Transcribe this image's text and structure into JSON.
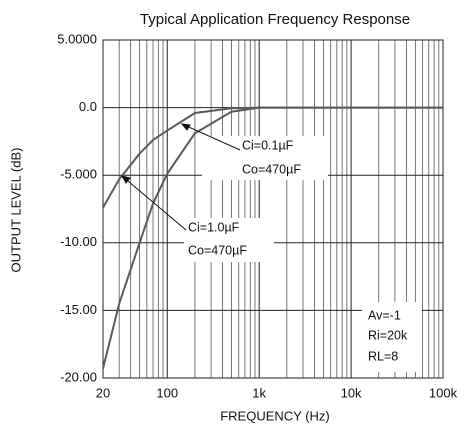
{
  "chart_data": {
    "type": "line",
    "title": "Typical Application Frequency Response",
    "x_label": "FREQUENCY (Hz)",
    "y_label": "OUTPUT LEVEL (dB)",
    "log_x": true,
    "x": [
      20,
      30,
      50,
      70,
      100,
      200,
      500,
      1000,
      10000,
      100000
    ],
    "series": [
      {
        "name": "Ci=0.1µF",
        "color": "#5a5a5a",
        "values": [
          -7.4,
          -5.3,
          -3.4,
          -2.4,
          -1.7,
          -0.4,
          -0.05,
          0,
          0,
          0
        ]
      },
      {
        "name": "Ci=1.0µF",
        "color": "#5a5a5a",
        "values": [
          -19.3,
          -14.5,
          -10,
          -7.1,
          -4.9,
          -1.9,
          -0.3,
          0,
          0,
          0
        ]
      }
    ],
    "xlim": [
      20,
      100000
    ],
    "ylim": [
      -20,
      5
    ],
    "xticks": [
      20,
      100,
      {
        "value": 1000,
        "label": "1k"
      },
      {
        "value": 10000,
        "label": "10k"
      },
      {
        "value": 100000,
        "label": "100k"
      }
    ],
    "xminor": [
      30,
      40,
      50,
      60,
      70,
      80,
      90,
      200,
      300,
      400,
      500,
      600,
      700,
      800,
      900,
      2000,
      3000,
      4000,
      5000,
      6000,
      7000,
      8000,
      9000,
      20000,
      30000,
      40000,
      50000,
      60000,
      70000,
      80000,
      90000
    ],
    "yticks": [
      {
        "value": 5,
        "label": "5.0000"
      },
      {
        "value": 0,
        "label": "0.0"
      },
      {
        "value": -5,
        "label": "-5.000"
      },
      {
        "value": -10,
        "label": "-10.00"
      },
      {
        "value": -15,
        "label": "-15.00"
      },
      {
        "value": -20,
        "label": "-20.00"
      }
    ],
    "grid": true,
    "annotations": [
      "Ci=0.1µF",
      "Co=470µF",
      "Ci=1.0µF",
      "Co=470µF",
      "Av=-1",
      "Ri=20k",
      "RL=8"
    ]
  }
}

--*--

DIRECTIVE
Each record above should be copied character for character, with pictures dropped.

COMPLETE RESPONSE
Transcribe this image's text and structure into JSON.
{
  "chart_data": {
    "type": "line",
    "title": "Typical Application Frequency Response",
    "x_label": "FREQUENCY (Hz)",
    "y_label": "OUTPUT LEVEL (dB)",
    "log_x": true,
    "x": [
      20,
      30,
      50,
      70,
      100,
      200,
      500,
      1000,
      10000,
      100000
    ],
    "series": [
      {
        "name": "Ci=0.1µF",
        "color": "#5a5a5a",
        "values": [
          -7.4,
          -5.3,
          -3.4,
          -2.4,
          -1.7,
          -0.4,
          -0.05,
          0,
          0,
          0
        ]
      },
      {
        "name": "Ci=1.0µF",
        "color": "#5a5a5a",
        "values": [
          -19.3,
          -14.5,
          -10,
          -7.1,
          -4.9,
          -1.9,
          -0.3,
          0,
          0,
          0
        ]
      }
    ],
    "xlim": [
      20,
      100000
    ],
    "ylim": [
      -20,
      5
    ],
    "xticks": [
      20,
      100,
      {
        "value": 1000,
        "label": "1k"
      },
      {
        "value": 10000,
        "label": "10k"
      },
      {
        "value": 100000,
        "label": "100k"
      }
    ],
    "xminor": [
      30,
      40,
      50,
      60,
      70,
      80,
      90,
      200,
      300,
      400,
      500,
      600,
      700,
      800,
      900,
      2000,
      3000,
      4000,
      5000,
      6000,
      7000,
      8000,
      9000,
      20000,
      30000,
      40000,
      50000,
      60000,
      70000,
      80000,
      90000
    ],
    "yticks": [
      {
        "value": 5,
        "label": "5.0000"
      },
      {
        "value": 0,
        "label": "0.0"
      },
      {
        "value": -5,
        "label": "-5.000"
      },
      {
        "value": -10,
        "label": "-10.00"
      },
      {
        "value": -15,
        "label": "-15.00"
      },
      {
        "value": -20,
        "label": "-20.00"
      }
    ],
    "grid": true,
    "annotations": [
      "Ci=0.1µF",
      "Co=470µF",
      "Ci=1.0µF",
      "Co=470µF",
      "Av=-1",
      "Ri=20k",
      "RL=8"
    ]
  }
}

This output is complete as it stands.